» **Aim**:
Identify the lines bearing the string "Wind" and gather them.

(Data listing)
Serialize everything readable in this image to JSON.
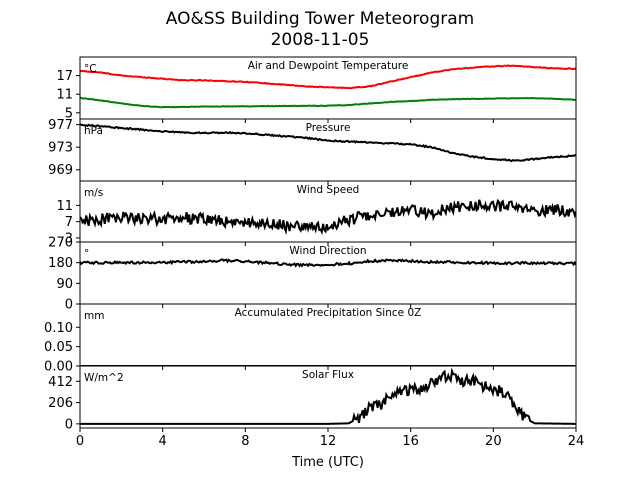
{
  "figure": {
    "title": "AO&SS Building Tower Meteorogram",
    "subtitle": "2008-11-05",
    "xlabel": "Time (UTC)"
  },
  "chart_data": [
    {
      "type": "line",
      "title": "Air and Dewpoint Temperature",
      "unit": "°C",
      "xlim": [
        0,
        24
      ],
      "ylim": [
        3,
        23
      ],
      "yticks": [
        "17",
        "11",
        "5"
      ],
      "ytick_values": [
        17,
        11,
        5
      ],
      "series": [
        {
          "color": "#ff0000",
          "noise": 0.12,
          "x": [
            0,
            1,
            2,
            3,
            4,
            5,
            6,
            7,
            8,
            9,
            10,
            11,
            12,
            13,
            14,
            15,
            16,
            17,
            18,
            19,
            20,
            21,
            22,
            23,
            24
          ],
          "values": [
            18.5,
            18,
            17,
            16.5,
            16,
            15.5,
            15.5,
            15.2,
            15,
            14.5,
            14,
            13.5,
            13.2,
            13,
            13.5,
            15,
            16.5,
            18,
            19,
            19.6,
            20,
            20.2,
            19.7,
            19.3,
            19.2
          ]
        },
        {
          "color": "#008000",
          "noise": 0.08,
          "x": [
            0,
            1,
            2,
            3,
            4,
            5,
            6,
            8,
            10,
            12,
            13,
            14,
            15,
            16,
            17,
            18,
            19,
            20,
            21,
            22,
            23,
            24
          ],
          "values": [
            9.8,
            9,
            8,
            7.2,
            6.8,
            6.9,
            7,
            7.1,
            7.2,
            7.3,
            7.5,
            8,
            8.5,
            8.8,
            9.2,
            9.4,
            9.5,
            9.6,
            9.7,
            9.7,
            9.5,
            9.2
          ]
        }
      ]
    },
    {
      "type": "line",
      "title": "Pressure",
      "unit": "hPa",
      "xlim": [
        0,
        24
      ],
      "ylim": [
        967,
        978
      ],
      "yticks": [
        "977",
        "973",
        "969"
      ],
      "ytick_values": [
        977,
        973,
        969
      ],
      "series": [
        {
          "color": "#000000",
          "noise": 0.12,
          "x": [
            0,
            1,
            2,
            3,
            4,
            5,
            6,
            7,
            8,
            9,
            10,
            11,
            12,
            13,
            14,
            15,
            16,
            17,
            18,
            19,
            20,
            21,
            22,
            23,
            24
          ],
          "values": [
            977,
            976.7,
            976.4,
            976.1,
            975.8,
            975.6,
            975.5,
            975.6,
            975.5,
            975.2,
            974.9,
            974.6,
            974.2,
            974,
            973.8,
            973.7,
            973.5,
            973,
            972,
            971.3,
            970.9,
            970.6,
            970.9,
            971.3,
            971.5
          ]
        }
      ]
    },
    {
      "type": "line",
      "title": "Wind Speed",
      "unit": "m/s",
      "xlim": [
        0,
        24
      ],
      "ylim": [
        2,
        17
      ],
      "yticks": [
        "11",
        "7",
        "3"
      ],
      "ytick_values": [
        11,
        7,
        3
      ],
      "series": [
        {
          "color": "#000000",
          "noise": 1.4,
          "x": [
            0,
            1,
            2,
            3,
            4,
            5,
            6,
            7,
            8,
            9,
            10,
            11,
            12,
            13,
            14,
            15,
            16,
            17,
            18,
            19,
            20,
            21,
            22,
            23,
            24
          ],
          "values": [
            7,
            7.6,
            8.3,
            7.8,
            7.7,
            8,
            7.6,
            7,
            6.8,
            6.7,
            6,
            5.8,
            5.4,
            7.5,
            8.5,
            9.5,
            10,
            9,
            10.5,
            11,
            11,
            10.5,
            9.5,
            10,
            9.5
          ]
        }
      ]
    },
    {
      "type": "line",
      "title": "Wind Direction",
      "unit": "°",
      "xlim": [
        0,
        24
      ],
      "ylim": [
        0,
        270
      ],
      "yticks": [
        "270",
        "180",
        "90",
        "0"
      ],
      "ytick_values": [
        270,
        180,
        90,
        0
      ],
      "series": [
        {
          "color": "#000000",
          "noise": 5,
          "x": [
            0,
            2,
            4,
            6,
            7,
            8,
            9,
            10,
            11,
            12,
            13,
            14,
            15,
            16,
            17,
            18,
            19,
            20,
            22,
            24
          ],
          "values": [
            180,
            180,
            181,
            185,
            190,
            185,
            180,
            172,
            170,
            172,
            176,
            186,
            190,
            187,
            183,
            182,
            180,
            178,
            178,
            176
          ]
        }
      ]
    },
    {
      "type": "line",
      "title": "Accumulated Precipitation Since 0Z",
      "unit": "mm",
      "xlim": [
        0,
        24
      ],
      "ylim": [
        0,
        0.16
      ],
      "yticks": [
        "0.10",
        "0.05",
        "0.00"
      ],
      "ytick_values": [
        0.1,
        0.05,
        0
      ],
      "series": [
        {
          "color": "#000000",
          "noise": 0,
          "x": [
            0,
            24
          ],
          "values": [
            0,
            0
          ]
        }
      ]
    },
    {
      "type": "line",
      "title": "Solar Flux",
      "unit": "W/m^2",
      "xlim": [
        0,
        24
      ],
      "ylim": [
        -40,
        560
      ],
      "yticks": [
        "412",
        "206",
        "0"
      ],
      "ytick_values": [
        412,
        206,
        0
      ],
      "series": [
        {
          "color": "#000000",
          "noise": 55,
          "noise_min_y": 30,
          "x": [
            0,
            12,
            13,
            13.5,
            14,
            14.5,
            15,
            15.5,
            16,
            16.5,
            17,
            17.5,
            18,
            18.5,
            19,
            19.5,
            20,
            20.5,
            21,
            21.5,
            22,
            24
          ],
          "values": [
            0,
            0,
            5,
            60,
            150,
            180,
            260,
            300,
            330,
            330,
            400,
            450,
            470,
            420,
            420,
            370,
            340,
            300,
            200,
            60,
            5,
            0
          ]
        }
      ]
    }
  ],
  "xaxis": {
    "ticks": [
      "0",
      "4",
      "8",
      "12",
      "16",
      "20",
      "24"
    ],
    "tick_values": [
      0,
      4,
      8,
      12,
      16,
      20,
      24
    ]
  }
}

» **Exercise result**:
      "title": "Wind Speed",
      "title": "Wind Direction",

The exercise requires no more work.